Problem - Set down the listing line by line, starting with the line that contains "What elements are" and going on through the line that contains "- x-tick-label: 2: [168, 431, 176, 448]", with both of those lines included. Leave the pictures out of your answer.

Available data -
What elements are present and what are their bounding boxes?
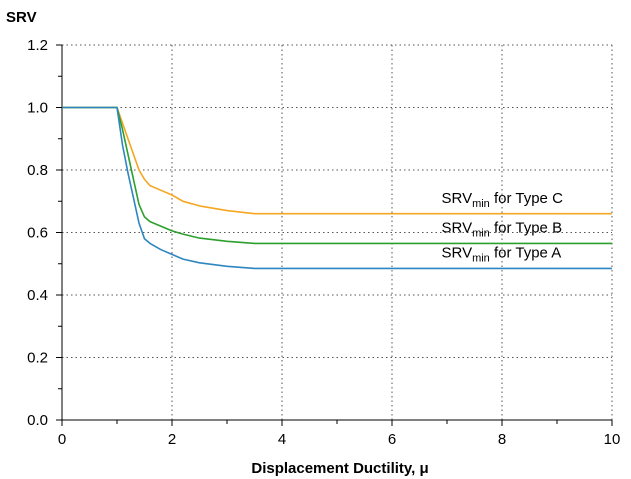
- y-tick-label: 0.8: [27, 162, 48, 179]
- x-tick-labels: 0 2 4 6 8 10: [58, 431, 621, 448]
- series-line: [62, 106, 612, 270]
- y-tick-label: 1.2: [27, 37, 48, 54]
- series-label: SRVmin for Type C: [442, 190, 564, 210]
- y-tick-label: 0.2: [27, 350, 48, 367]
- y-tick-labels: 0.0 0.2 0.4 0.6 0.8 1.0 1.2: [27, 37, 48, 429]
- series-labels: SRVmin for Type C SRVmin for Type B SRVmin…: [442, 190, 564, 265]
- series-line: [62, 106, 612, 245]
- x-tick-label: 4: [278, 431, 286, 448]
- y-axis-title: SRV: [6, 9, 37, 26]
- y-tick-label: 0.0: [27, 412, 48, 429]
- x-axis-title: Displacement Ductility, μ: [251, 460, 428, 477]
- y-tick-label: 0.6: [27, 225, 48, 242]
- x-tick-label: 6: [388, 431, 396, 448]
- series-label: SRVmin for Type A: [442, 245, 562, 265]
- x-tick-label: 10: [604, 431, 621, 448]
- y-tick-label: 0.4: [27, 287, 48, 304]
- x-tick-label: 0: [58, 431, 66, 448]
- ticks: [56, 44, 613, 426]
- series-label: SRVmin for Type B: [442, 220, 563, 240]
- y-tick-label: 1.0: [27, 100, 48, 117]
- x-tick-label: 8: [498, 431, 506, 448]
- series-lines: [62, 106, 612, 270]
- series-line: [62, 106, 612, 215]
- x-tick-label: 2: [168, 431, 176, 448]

...

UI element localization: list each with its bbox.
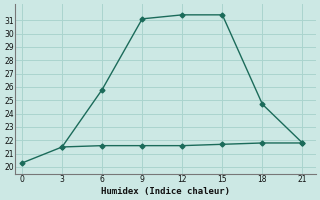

Exercise answer -
What elements are present and what are their bounding boxes?
- y-tick-label: 0.8: [27, 162, 48, 179]
- x-tick-labels: 0 2 4 6 8 10: [58, 431, 621, 448]
- series-line: [62, 106, 612, 270]
- y-tick-label: 1.2: [27, 37, 48, 54]
- series-label: SRVmin for Type C: [442, 190, 564, 210]
- y-tick-label: 0.2: [27, 350, 48, 367]
- y-tick-labels: 0.0 0.2 0.4 0.6 0.8 1.0 1.2: [27, 37, 48, 429]
- series-labels: SRVmin for Type C SRVmin for Type B SRVmin…: [442, 190, 564, 265]
- series-line: [62, 106, 612, 245]
- x-tick-label: 4: [278, 431, 286, 448]
- y-axis-title: SRV: [6, 9, 37, 26]
- y-tick-label: 0.0: [27, 412, 48, 429]
- x-axis-title: Displacement Ductility, μ: [251, 460, 428, 477]
- y-tick-label: 0.6: [27, 225, 48, 242]
- x-tick-label: 6: [388, 431, 396, 448]
- series-label: SRVmin for Type A: [442, 245, 562, 265]
- x-tick-label: 10: [604, 431, 621, 448]
- y-tick-label: 0.4: [27, 287, 48, 304]
- x-tick-label: 0: [58, 431, 66, 448]
- ticks: [56, 44, 613, 426]
- series-label: SRVmin for Type B: [442, 220, 563, 240]
- y-tick-label: 1.0: [27, 100, 48, 117]
- x-tick-label: 8: [498, 431, 506, 448]
- series-lines: [62, 106, 612, 270]
- series-line: [62, 106, 612, 215]
- x-tick-label: 2: [168, 431, 176, 448]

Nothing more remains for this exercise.